Images are not part of the copy; transcribe all the data exactly.

....

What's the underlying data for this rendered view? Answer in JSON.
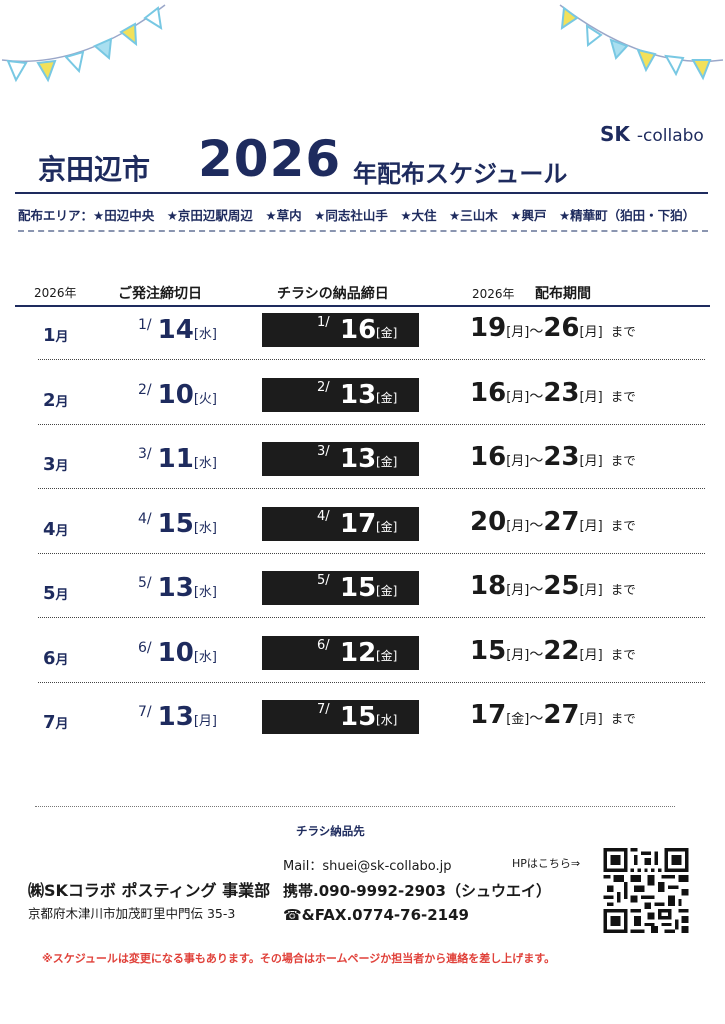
{
  "brand": {
    "main": "SK",
    "sub": "-collabo"
  },
  "title": {
    "city": "京田辺市",
    "year": "2026",
    "rest": "年配布スケジュール"
  },
  "area": {
    "label": "配布エリア：",
    "items": "★田辺中央　★京田辺駅周辺　★草内　★同志社山手　★大住　★三山木　★興戸　★精華町（狛田・下狛）"
  },
  "table_header": {
    "year_left": "2026年",
    "deadline": "ご発注締切日",
    "delivery": "チラシの納品締日",
    "year_right": "2026年",
    "period": "配布期間"
  },
  "rows": [
    {
      "month": "1",
      "month_suffix": "月",
      "dl_pre": "1/",
      "dl_day": "14",
      "dl_dow": "[水]",
      "dv_pre": "1/",
      "dv_day": "16",
      "dv_dow": "[金]",
      "p_start": "19",
      "p_start_dow": "[月]",
      "tilde": "～",
      "p_end": "26",
      "p_end_dow": "[月]",
      "made": "まで"
    },
    {
      "month": "2",
      "month_suffix": "月",
      "dl_pre": "2/",
      "dl_day": "10",
      "dl_dow": "[火]",
      "dv_pre": "2/",
      "dv_day": "13",
      "dv_dow": "[金]",
      "p_start": "16",
      "p_start_dow": "[月]",
      "tilde": "～",
      "p_end": "23",
      "p_end_dow": "[月]",
      "made": "まで"
    },
    {
      "month": "3",
      "month_suffix": "月",
      "dl_pre": "3/",
      "dl_day": "11",
      "dl_dow": "[水]",
      "dv_pre": "3/",
      "dv_day": "13",
      "dv_dow": "[金]",
      "p_start": "16",
      "p_start_dow": "[月]",
      "tilde": "～",
      "p_end": "23",
      "p_end_dow": "[月]",
      "made": "まで"
    },
    {
      "month": "4",
      "month_suffix": "月",
      "dl_pre": "4/",
      "dl_day": "15",
      "dl_dow": "[水]",
      "dv_pre": "4/",
      "dv_day": "17",
      "dv_dow": "[金]",
      "p_start": "20",
      "p_start_dow": "[月]",
      "tilde": "～",
      "p_end": "27",
      "p_end_dow": "[月]",
      "made": "まで"
    },
    {
      "month": "5",
      "month_suffix": "月",
      "dl_pre": "5/",
      "dl_day": "13",
      "dl_dow": "[水]",
      "dv_pre": "5/",
      "dv_day": "15",
      "dv_dow": "[金]",
      "p_start": "18",
      "p_start_dow": "[月]",
      "tilde": "～",
      "p_end": "25",
      "p_end_dow": "[月]",
      "made": "まで"
    },
    {
      "month": "6",
      "month_suffix": "月",
      "dl_pre": "6/",
      "dl_day": "10",
      "dl_dow": "[水]",
      "dv_pre": "6/",
      "dv_day": "12",
      "dv_dow": "[金]",
      "p_start": "15",
      "p_start_dow": "[月]",
      "tilde": "～",
      "p_end": "22",
      "p_end_dow": "[月]",
      "made": "まで"
    },
    {
      "month": "7",
      "month_suffix": "月",
      "dl_pre": "7/",
      "dl_day": "13",
      "dl_dow": "[月]",
      "dv_pre": "7/",
      "dv_day": "15",
      "dv_dow": "[水]",
      "p_start": "17",
      "p_start_dow": "[金]",
      "tilde": "～",
      "p_end": "27",
      "p_end_dow": "[月]",
      "made": "まで"
    }
  ],
  "footer": {
    "delivery_to": "チラシ納品先",
    "company": "㈱SKコラボ ポスティング 事業部",
    "address": "京都府木津川市加茂町里中門伝 35-3",
    "mail": "Mail：shuei@sk-collabo.jp",
    "mobile": "携帯.090-9992-2903（シュウエイ）",
    "fax": "☎&FAX.0774-76-2149",
    "hp": "HPはこちら⇒"
  },
  "notice": "※スケジュールは変更になる事もあります。その場合はホームページか担当者から連絡を差し上げます。",
  "colors": {
    "navy": "#1e2b5e",
    "flag_yellow": "#f2e15a",
    "flag_blue": "#a9dff0",
    "notice_red": "#e0413a"
  }
}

....

## Expected output:
What's the underlying data for this rendered view? Answer in JSON.
{
  "brand": {
    "main": "SK",
    "sub": "-collabo"
  },
  "title": {
    "city": "京田辺市",
    "year": "2026",
    "rest": "年配布スケジュール"
  },
  "area": {
    "label": "配布エリア：",
    "items": "★田辺中央　★京田辺駅周辺　★草内　★同志社山手　★大住　★三山木　★興戸　★精華町（狛田・下狛）"
  },
  "table_header": {
    "year_left": "2026年",
    "deadline": "ご発注締切日",
    "delivery": "チラシの納品締日",
    "year_right": "2026年",
    "period": "配布期間"
  },
  "rows": [
    {
      "month": "1",
      "month_suffix": "月",
      "dl_pre": "1/",
      "dl_day": "14",
      "dl_dow": "[水]",
      "dv_pre": "1/",
      "dv_day": "16",
      "dv_dow": "[金]",
      "p_start": "19",
      "p_start_dow": "[月]",
      "tilde": "～",
      "p_end": "26",
      "p_end_dow": "[月]",
      "made": "まで"
    },
    {
      "month": "2",
      "month_suffix": "月",
      "dl_pre": "2/",
      "dl_day": "10",
      "dl_dow": "[火]",
      "dv_pre": "2/",
      "dv_day": "13",
      "dv_dow": "[金]",
      "p_start": "16",
      "p_start_dow": "[月]",
      "tilde": "～",
      "p_end": "23",
      "p_end_dow": "[月]",
      "made": "まで"
    },
    {
      "month": "3",
      "month_suffix": "月",
      "dl_pre": "3/",
      "dl_day": "11",
      "dl_dow": "[水]",
      "dv_pre": "3/",
      "dv_day": "13",
      "dv_dow": "[金]",
      "p_start": "16",
      "p_start_dow": "[月]",
      "tilde": "～",
      "p_end": "23",
      "p_end_dow": "[月]",
      "made": "まで"
    },
    {
      "month": "4",
      "month_suffix": "月",
      "dl_pre": "4/",
      "dl_day": "15",
      "dl_dow": "[水]",
      "dv_pre": "4/",
      "dv_day": "17",
      "dv_dow": "[金]",
      "p_start": "20",
      "p_start_dow": "[月]",
      "tilde": "～",
      "p_end": "27",
      "p_end_dow": "[月]",
      "made": "まで"
    },
    {
      "month": "5",
      "month_suffix": "月",
      "dl_pre": "5/",
      "dl_day": "13",
      "dl_dow": "[水]",
      "dv_pre": "5/",
      "dv_day": "15",
      "dv_dow": "[金]",
      "p_start": "18",
      "p_start_dow": "[月]",
      "tilde": "～",
      "p_end": "25",
      "p_end_dow": "[月]",
      "made": "まで"
    },
    {
      "month": "6",
      "month_suffix": "月",
      "dl_pre": "6/",
      "dl_day": "10",
      "dl_dow": "[水]",
      "dv_pre": "6/",
      "dv_day": "12",
      "dv_dow": "[金]",
      "p_start": "15",
      "p_start_dow": "[月]",
      "tilde": "～",
      "p_end": "22",
      "p_end_dow": "[月]",
      "made": "まで"
    },
    {
      "month": "7",
      "month_suffix": "月",
      "dl_pre": "7/",
      "dl_day": "13",
      "dl_dow": "[月]",
      "dv_pre": "7/",
      "dv_day": "15",
      "dv_dow": "[水]",
      "p_start": "17",
      "p_start_dow": "[金]",
      "tilde": "～",
      "p_end": "27",
      "p_end_dow": "[月]",
      "made": "まで"
    }
  ],
  "footer": {
    "delivery_to": "チラシ納品先",
    "company": "㈱SKコラボ ポスティング 事業部",
    "address": "京都府木津川市加茂町里中門伝 35-3",
    "mail": "Mail：shuei@sk-collabo.jp",
    "mobile": "携帯.090-9992-2903（シュウエイ）",
    "fax": "☎&FAX.0774-76-2149",
    "hp": "HPはこちら⇒"
  },
  "notice": "※スケジュールは変更になる事もあります。その場合はホームページか担当者から連絡を差し上げます。",
  "colors": {
    "navy": "#1e2b5e",
    "flag_yellow": "#f2e15a",
    "flag_blue": "#a9dff0",
    "notice_red": "#e0413a"
  }
}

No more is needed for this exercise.